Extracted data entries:

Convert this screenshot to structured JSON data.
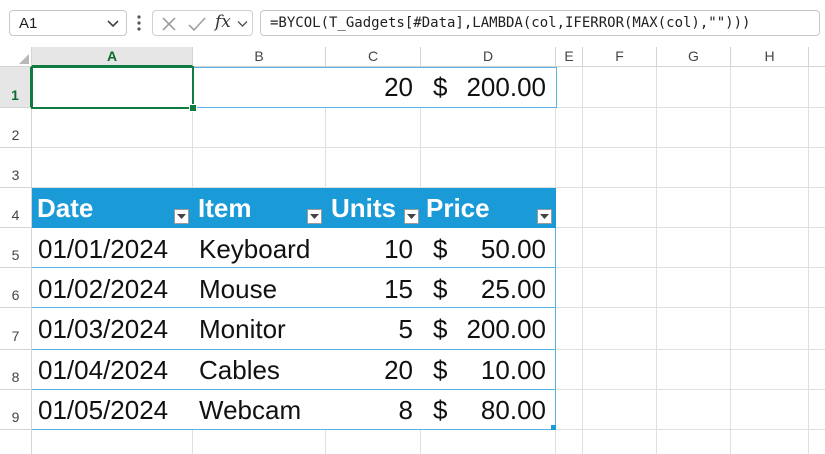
{
  "namebox": {
    "value": "A1"
  },
  "formula_bar": {
    "formula": "=BYCOL(T_Gadgets[#Data],LAMBDA(col,IFERROR(MAX(col),\"\")))",
    "fx_label": "fx"
  },
  "columns": [
    "A",
    "B",
    "C",
    "D",
    "E",
    "F",
    "G",
    "H"
  ],
  "rows": [
    "1",
    "2",
    "3",
    "4",
    "5",
    "6",
    "7",
    "8",
    "9"
  ],
  "row1": {
    "c": "20",
    "d_symbol": "$",
    "d_amount": "200.00"
  },
  "table": {
    "headers": [
      "Date",
      "Item",
      "Units",
      "Price"
    ],
    "rows": [
      {
        "date": "01/01/2024",
        "item": "Keyboard",
        "units": "10",
        "symbol": "$",
        "amount": "50.00"
      },
      {
        "date": "01/02/2024",
        "item": "Mouse",
        "units": "15",
        "symbol": "$",
        "amount": "25.00"
      },
      {
        "date": "01/03/2024",
        "item": "Monitor",
        "units": "5",
        "symbol": "$",
        "amount": "200.00"
      },
      {
        "date": "01/04/2024",
        "item": "Cables",
        "units": "20",
        "symbol": "$",
        "amount": "10.00"
      },
      {
        "date": "01/05/2024",
        "item": "Webcam",
        "units": "8",
        "symbol": "$",
        "amount": "80.00"
      }
    ]
  },
  "colors": {
    "table_header": "#1a9ad6",
    "selection": "#107c41",
    "table_border": "#5ab4e3"
  }
}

TASK GOAL: Repeat the listing in full and exactly. Do not include any images.

FINISHED EXERCISE:
Convert this screenshot to structured JSON data.
{
  "namebox": {
    "value": "A1"
  },
  "formula_bar": {
    "formula": "=BYCOL(T_Gadgets[#Data],LAMBDA(col,IFERROR(MAX(col),\"\")))",
    "fx_label": "fx"
  },
  "columns": [
    "A",
    "B",
    "C",
    "D",
    "E",
    "F",
    "G",
    "H"
  ],
  "rows": [
    "1",
    "2",
    "3",
    "4",
    "5",
    "6",
    "7",
    "8",
    "9"
  ],
  "row1": {
    "c": "20",
    "d_symbol": "$",
    "d_amount": "200.00"
  },
  "table": {
    "headers": [
      "Date",
      "Item",
      "Units",
      "Price"
    ],
    "rows": [
      {
        "date": "01/01/2024",
        "item": "Keyboard",
        "units": "10",
        "symbol": "$",
        "amount": "50.00"
      },
      {
        "date": "01/02/2024",
        "item": "Mouse",
        "units": "15",
        "symbol": "$",
        "amount": "25.00"
      },
      {
        "date": "01/03/2024",
        "item": "Monitor",
        "units": "5",
        "symbol": "$",
        "amount": "200.00"
      },
      {
        "date": "01/04/2024",
        "item": "Cables",
        "units": "20",
        "symbol": "$",
        "amount": "10.00"
      },
      {
        "date": "01/05/2024",
        "item": "Webcam",
        "units": "8",
        "symbol": "$",
        "amount": "80.00"
      }
    ]
  },
  "colors": {
    "table_header": "#1a9ad6",
    "selection": "#107c41",
    "table_border": "#5ab4e3"
  }
}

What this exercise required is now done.